DATA SUPPLIED:
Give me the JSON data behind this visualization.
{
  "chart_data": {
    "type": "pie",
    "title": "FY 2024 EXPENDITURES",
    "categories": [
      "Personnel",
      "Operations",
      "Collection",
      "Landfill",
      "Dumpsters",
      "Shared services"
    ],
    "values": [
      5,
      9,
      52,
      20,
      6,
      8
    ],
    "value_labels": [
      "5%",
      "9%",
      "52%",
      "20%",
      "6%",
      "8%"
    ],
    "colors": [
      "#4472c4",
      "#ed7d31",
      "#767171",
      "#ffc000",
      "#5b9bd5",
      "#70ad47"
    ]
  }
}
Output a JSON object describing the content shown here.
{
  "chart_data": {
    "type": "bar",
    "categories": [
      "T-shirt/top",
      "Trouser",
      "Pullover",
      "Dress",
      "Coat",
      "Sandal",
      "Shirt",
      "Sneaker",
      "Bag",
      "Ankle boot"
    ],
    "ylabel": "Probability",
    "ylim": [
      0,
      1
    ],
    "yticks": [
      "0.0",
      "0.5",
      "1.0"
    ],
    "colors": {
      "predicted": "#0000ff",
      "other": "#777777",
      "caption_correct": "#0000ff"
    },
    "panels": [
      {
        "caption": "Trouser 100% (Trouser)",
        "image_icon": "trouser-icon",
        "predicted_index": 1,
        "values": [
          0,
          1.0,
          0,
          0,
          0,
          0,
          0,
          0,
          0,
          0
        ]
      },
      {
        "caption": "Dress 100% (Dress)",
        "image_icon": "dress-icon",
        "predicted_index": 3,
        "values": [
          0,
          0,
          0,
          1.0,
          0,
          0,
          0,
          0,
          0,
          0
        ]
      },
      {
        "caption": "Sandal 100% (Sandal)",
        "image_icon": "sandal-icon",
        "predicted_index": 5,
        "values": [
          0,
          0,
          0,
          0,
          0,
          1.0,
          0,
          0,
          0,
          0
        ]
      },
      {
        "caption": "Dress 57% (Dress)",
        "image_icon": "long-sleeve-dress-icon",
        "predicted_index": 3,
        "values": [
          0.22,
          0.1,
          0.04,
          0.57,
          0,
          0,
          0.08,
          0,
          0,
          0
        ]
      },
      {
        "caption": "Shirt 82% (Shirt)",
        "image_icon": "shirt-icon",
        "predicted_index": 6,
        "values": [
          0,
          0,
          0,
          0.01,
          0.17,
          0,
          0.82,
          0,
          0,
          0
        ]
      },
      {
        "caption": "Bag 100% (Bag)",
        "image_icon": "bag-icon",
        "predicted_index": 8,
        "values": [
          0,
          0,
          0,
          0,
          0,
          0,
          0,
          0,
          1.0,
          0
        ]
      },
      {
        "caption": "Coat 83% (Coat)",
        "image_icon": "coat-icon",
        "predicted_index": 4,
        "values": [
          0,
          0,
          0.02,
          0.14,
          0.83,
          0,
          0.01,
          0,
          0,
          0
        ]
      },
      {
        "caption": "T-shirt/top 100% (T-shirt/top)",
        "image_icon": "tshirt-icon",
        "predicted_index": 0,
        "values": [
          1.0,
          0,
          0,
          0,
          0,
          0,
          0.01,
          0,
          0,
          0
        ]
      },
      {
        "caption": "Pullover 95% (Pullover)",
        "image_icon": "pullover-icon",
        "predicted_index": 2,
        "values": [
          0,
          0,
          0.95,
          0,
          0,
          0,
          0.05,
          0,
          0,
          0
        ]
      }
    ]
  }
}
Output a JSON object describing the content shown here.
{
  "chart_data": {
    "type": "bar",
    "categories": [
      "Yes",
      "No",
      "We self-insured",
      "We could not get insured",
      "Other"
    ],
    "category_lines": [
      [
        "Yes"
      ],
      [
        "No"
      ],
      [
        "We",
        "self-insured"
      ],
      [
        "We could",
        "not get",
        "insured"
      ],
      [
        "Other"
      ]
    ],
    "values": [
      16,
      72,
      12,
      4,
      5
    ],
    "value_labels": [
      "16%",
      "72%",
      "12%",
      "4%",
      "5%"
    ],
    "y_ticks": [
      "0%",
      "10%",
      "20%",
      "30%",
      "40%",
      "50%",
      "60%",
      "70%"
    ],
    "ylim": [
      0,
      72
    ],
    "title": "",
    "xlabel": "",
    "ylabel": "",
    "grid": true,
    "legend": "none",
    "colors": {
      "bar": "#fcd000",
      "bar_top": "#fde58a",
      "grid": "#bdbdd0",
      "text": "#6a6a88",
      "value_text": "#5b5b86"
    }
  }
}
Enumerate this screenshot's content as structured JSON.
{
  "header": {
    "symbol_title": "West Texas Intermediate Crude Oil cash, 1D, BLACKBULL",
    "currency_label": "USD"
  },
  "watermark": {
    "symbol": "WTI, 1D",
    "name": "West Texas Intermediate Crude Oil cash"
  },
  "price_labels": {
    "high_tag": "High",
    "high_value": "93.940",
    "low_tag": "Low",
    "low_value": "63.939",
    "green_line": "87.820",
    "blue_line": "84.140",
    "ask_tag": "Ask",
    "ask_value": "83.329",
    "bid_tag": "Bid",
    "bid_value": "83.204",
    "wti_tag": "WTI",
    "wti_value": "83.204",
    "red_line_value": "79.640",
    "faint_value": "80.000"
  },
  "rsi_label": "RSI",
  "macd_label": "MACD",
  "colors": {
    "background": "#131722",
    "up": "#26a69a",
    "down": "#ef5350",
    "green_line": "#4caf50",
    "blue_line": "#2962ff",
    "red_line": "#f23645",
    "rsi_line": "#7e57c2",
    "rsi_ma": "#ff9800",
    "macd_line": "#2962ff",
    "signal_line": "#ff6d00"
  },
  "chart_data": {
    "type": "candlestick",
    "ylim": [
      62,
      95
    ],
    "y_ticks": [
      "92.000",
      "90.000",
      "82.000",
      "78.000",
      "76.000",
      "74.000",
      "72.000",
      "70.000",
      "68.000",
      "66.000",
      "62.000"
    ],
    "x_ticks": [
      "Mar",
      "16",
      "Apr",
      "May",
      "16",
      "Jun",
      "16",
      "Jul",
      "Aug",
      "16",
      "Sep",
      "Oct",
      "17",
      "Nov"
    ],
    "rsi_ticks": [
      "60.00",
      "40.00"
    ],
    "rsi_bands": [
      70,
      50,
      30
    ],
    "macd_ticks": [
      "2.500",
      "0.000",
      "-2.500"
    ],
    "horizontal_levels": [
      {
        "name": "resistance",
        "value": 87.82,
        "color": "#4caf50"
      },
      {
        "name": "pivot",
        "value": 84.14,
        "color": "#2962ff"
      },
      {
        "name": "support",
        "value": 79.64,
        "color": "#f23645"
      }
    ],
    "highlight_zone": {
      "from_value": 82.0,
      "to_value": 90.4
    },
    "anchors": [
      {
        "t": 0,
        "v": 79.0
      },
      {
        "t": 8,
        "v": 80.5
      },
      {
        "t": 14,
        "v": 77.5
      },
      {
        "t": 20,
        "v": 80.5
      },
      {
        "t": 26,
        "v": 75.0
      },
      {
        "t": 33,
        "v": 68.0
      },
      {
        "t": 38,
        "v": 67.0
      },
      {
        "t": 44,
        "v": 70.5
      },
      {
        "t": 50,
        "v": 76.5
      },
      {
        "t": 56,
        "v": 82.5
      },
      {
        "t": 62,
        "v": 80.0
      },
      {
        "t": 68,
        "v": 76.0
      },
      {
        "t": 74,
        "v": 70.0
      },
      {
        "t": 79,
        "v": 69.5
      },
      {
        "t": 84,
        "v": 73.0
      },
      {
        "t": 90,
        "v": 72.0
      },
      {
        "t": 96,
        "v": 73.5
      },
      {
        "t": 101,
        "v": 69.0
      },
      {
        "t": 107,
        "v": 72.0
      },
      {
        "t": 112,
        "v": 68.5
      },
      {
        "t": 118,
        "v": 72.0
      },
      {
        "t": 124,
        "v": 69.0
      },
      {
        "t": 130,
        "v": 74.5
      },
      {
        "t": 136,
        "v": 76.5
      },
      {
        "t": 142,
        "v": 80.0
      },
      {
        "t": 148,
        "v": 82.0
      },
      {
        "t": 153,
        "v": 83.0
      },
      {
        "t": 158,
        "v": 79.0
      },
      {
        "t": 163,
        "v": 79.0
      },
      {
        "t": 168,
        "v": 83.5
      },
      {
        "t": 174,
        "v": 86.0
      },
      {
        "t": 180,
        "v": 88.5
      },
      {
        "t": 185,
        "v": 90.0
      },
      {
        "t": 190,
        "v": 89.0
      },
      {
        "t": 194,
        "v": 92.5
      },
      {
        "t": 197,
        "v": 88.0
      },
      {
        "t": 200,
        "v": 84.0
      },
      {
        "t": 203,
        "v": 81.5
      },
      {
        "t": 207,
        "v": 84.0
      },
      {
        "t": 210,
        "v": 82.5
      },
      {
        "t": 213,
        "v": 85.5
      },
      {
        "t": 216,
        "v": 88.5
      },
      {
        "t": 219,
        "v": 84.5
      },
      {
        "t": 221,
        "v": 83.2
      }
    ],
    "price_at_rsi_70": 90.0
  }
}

PROBLEM: From the records above, pick out and copy each line holding the word "name".

TASK RESPONSE:
    "name": "West Texas Intermediate Crude Oil cash"
        "name": "resistance",
        "name": "pivot",
        "name": "support",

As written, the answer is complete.